• _Brief_
Write out all the material exactly. Leave nothing out.

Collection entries

========

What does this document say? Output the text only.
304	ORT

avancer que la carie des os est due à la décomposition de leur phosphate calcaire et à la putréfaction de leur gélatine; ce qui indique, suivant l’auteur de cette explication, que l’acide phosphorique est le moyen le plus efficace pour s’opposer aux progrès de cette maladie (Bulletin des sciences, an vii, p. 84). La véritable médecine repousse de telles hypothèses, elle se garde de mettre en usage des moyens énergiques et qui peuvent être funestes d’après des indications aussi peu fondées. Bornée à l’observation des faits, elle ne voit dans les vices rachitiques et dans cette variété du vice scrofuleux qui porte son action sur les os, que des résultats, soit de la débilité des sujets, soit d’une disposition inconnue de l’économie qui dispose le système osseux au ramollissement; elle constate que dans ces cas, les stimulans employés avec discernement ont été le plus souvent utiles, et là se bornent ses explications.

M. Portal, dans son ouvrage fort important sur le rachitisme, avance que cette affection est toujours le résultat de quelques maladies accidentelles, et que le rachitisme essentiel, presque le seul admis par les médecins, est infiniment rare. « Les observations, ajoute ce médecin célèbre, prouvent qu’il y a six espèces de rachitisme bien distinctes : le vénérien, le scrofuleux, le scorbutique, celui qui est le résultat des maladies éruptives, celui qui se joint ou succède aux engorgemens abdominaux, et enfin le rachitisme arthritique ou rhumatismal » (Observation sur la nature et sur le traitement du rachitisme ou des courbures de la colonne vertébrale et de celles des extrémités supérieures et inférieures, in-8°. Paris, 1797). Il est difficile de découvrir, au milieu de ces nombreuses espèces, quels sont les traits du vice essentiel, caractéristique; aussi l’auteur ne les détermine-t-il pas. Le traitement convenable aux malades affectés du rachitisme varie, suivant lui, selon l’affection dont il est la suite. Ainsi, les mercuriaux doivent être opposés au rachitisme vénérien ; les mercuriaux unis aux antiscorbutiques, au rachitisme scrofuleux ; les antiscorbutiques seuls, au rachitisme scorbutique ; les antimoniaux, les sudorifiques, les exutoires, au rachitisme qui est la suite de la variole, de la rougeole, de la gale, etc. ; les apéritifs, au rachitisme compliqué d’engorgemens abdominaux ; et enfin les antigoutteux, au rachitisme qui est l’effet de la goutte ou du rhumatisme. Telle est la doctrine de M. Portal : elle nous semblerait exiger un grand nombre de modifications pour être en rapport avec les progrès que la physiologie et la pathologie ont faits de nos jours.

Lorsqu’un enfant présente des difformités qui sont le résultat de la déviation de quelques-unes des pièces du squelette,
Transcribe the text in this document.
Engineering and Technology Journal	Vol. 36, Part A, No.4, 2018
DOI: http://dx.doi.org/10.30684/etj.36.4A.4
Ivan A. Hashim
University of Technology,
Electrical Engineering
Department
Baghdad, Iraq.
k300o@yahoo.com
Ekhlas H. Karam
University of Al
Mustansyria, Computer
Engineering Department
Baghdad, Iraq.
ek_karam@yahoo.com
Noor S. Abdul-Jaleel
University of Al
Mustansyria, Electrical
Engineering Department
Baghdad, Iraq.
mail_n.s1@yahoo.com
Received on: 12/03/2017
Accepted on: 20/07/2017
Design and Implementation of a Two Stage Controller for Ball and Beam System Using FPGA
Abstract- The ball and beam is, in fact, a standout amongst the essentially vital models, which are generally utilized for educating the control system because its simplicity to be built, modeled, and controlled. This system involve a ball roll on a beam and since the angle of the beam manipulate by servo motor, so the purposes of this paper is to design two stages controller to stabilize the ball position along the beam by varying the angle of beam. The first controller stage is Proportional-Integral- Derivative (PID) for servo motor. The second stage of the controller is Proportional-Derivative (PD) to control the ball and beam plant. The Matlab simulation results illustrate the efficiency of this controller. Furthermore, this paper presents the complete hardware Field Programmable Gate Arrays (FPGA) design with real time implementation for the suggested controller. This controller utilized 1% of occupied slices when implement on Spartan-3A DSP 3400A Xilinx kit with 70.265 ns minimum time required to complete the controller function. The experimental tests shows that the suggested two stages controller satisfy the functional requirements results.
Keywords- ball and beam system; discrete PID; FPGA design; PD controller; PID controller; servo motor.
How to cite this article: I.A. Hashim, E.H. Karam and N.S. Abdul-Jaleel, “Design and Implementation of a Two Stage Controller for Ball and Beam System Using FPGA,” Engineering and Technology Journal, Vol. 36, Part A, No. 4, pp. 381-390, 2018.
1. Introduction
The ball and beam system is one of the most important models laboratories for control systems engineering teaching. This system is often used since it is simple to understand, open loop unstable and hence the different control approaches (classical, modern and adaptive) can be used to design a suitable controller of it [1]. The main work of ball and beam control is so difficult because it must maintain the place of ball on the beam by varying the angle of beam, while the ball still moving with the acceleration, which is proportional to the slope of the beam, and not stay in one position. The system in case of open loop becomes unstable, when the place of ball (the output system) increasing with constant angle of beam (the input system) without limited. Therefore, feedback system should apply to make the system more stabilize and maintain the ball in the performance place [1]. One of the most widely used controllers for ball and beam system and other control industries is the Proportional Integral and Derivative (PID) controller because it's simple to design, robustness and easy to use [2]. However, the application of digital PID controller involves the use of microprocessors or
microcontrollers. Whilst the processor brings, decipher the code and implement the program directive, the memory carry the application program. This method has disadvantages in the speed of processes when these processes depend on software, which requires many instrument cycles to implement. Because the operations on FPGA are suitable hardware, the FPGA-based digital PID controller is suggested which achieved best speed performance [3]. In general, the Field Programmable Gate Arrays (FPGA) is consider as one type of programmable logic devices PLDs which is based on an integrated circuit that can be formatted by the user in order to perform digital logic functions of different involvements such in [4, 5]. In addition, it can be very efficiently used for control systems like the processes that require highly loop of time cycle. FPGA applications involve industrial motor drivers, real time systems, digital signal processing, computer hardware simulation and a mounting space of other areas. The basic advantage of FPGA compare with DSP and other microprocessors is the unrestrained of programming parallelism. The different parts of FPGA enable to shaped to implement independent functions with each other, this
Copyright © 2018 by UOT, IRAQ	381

========

• _Solved exercise_
What does this document say? Output the text only.
304	ORT

avancer que la carie des os est due à la décomposition de leur phosphate calcaire et à la putréfaction de leur gélatine; ce qui indique, suivant l’auteur de cette explication, que l’acide phosphorique est le moyen le plus efficace pour s’opposer aux progrès de cette maladie (Bulletin des sciences, an vii, p. 84). La véritable médecine repousse de telles hypothèses, elle se garde de mettre en usage des moyens énergiques et qui peuvent être funestes d’après des indications aussi peu fondées. Bornée à l’observation des faits, elle ne voit dans les vices rachitiques et dans cette variété du vice scrofuleux qui porte son action sur les os, que des résultats, soit de la débilité des sujets, soit d’une disposition inconnue de l’économie qui dispose le système osseux au ramollissement; elle constate que dans ces cas, les stimulans employés avec discernement ont été le plus souvent utiles, et là se bornent ses explications.

M. Portal, dans son ouvrage fort important sur le rachitisme, avance que cette affection est toujours le résultat de quelques maladies accidentelles, et que le rachitisme essentiel, presque le seul admis par les médecins, est infiniment rare. « Les observations, ajoute ce médecin célèbre, prouvent qu’il y a six espèces de rachitisme bien distinctes : le vénérien, le scrofuleux, le scorbutique, celui qui est le résultat des maladies éruptives, celui qui se joint ou succède aux engorgemens abdominaux, et enfin le rachitisme arthritique ou rhumatismal » (Observation sur la nature et sur le traitement du rachitisme ou des courbures de la colonne vertébrale et de celles des extrémités supérieures et inférieures, in-8°. Paris, 1797). Il est difficile de découvrir, au milieu de ces nombreuses espèces, quels sont les traits du vice essentiel, caractéristique; aussi l’auteur ne les détermine-t-il pas. Le traitement convenable aux malades affectés du rachitisme varie, suivant lui, selon l’affection dont il est la suite. Ainsi, les mercuriaux doivent être opposés au rachitisme vénérien ; les mercuriaux unis aux antiscorbutiques, au rachitisme scrofuleux ; les antiscorbutiques seuls, au rachitisme scorbutique ; les antimoniaux, les sudorifiques, les exutoires, au rachitisme qui est la suite de la variole, de la rougeole, de la gale, etc. ; les apéritifs, au rachitisme compliqué d’engorgemens abdominaux ; et enfin les antigoutteux, au rachitisme qui est l’effet de la goutte ou du rhumatisme. Telle est la doctrine de M. Portal : elle nous semblerait exiger un grand nombre de modifications pour être en rapport avec les progrès que la physiologie et la pathologie ont faits de nos jours.

Lorsqu’un enfant présente des difformités qui sont le résultat de la déviation de quelques-unes des pièces du squelette,
Transcribe the text in this document.
Engineering and Technology Journal	Vol. 36, Part A, No.4, 2018
DOI: http://dx.doi.org/10.30684/etj.36.4A.4
Ivan A. Hashim
University of Technology,
Electrical Engineering
Department
Baghdad, Iraq.
k300o@yahoo.com
Ekhlas H. Karam
University of Al
Mustansyria, Computer
Engineering Department
Baghdad, Iraq.
ek_karam@yahoo.com
Noor S. Abdul-Jaleel
University of Al
Mustansyria, Electrical
Engineering Department
Baghdad, Iraq.
mail_n.s1@yahoo.com
Received on: 12/03/2017
Accepted on: 20/07/2017
Design and Implementation of a Two Stage Controller for Ball and Beam System Using FPGA
Abstract- The ball and beam is, in fact, a standout amongst the essentially vital models, which are generally utilized for educating the control system because its simplicity to be built, modeled, and controlled. This system involve a ball roll on a beam and since the angle of the beam manipulate by servo motor, so the purposes of this paper is to design two stages controller to stabilize the ball position along the beam by varying the angle of beam. The first controller stage is Proportional-Integral- Derivative (PID) for servo motor. The second stage of the controller is Proportional-Derivative (PD) to control the ball and beam plant. The Matlab simulation results illustrate the efficiency of this controller. Furthermore, this paper presents the complete hardware Field Programmable Gate Arrays (FPGA) design with real time implementation for the suggested controller. This controller utilized 1% of occupied slices when implement on Spartan-3A DSP 3400A Xilinx kit with 70.265 ns minimum time required to complete the controller function. The experimental tests shows that the suggested two stages controller satisfy the functional requirements results.
Keywords- ball and beam system; discrete PID; FPGA design; PD controller; PID controller; servo motor.
How to cite this article: I.A. Hashim, E.H. Karam and N.S. Abdul-Jaleel, “Design and Implementation of a Two Stage Controller for Ball and Beam System Using FPGA,” Engineering and Technology Journal, Vol. 36, Part A, No. 4, pp. 381-390, 2018.
1. Introduction
The ball and beam system is one of the most important models laboratories for control systems engineering teaching. This system is often used since it is simple to understand, open loop unstable and hence the different control approaches (classical, modern and adaptive) can be used to design a suitable controller of it [1]. The main work of ball and beam control is so difficult because it must maintain the place of ball on the beam by varying the angle of beam, while the ball still moving with the acceleration, which is proportional to the slope of the beam, and not stay in one position. The system in case of open loop becomes unstable, when the place of ball (the output system) increasing with constant angle of beam (the input system) without limited. Therefore, feedback system should apply to make the system more stabilize and maintain the ball in the performance place [1]. One of the most widely used controllers for ball and beam system and other control industries is the Proportional Integral and Derivative (PID) controller because it's simple to design, robustness and easy to use [2]. However, the application of digital PID controller involves the use of microprocessors or
microcontrollers. Whilst the processor brings, decipher the code and implement the program directive, the memory carry the application program. This method has disadvantages in the speed of processes when these processes depend on software, which requires many instrument cycles to implement. Because the operations on FPGA are suitable hardware, the FPGA-based digital PID controller is suggested which achieved best speed performance [3]. In general, the Field Programmable Gate Arrays (FPGA) is consider as one type of programmable logic devices PLDs which is based on an integrated circuit that can be formatted by the user in order to perform digital logic functions of different involvements such in [4, 5]. In addition, it can be very efficiently used for control systems like the processes that require highly loop of time cycle. FPGA applications involve industrial motor drivers, real time systems, digital signal processing, computer hardware simulation and a mounting space of other areas. The basic advantage of FPGA compare with DSP and other microprocessors is the unrestrained of programming parallelism. The different parts of FPGA enable to shaped to implement independent functions with each other, this
Copyright © 2018 by UOT, IRAQ	381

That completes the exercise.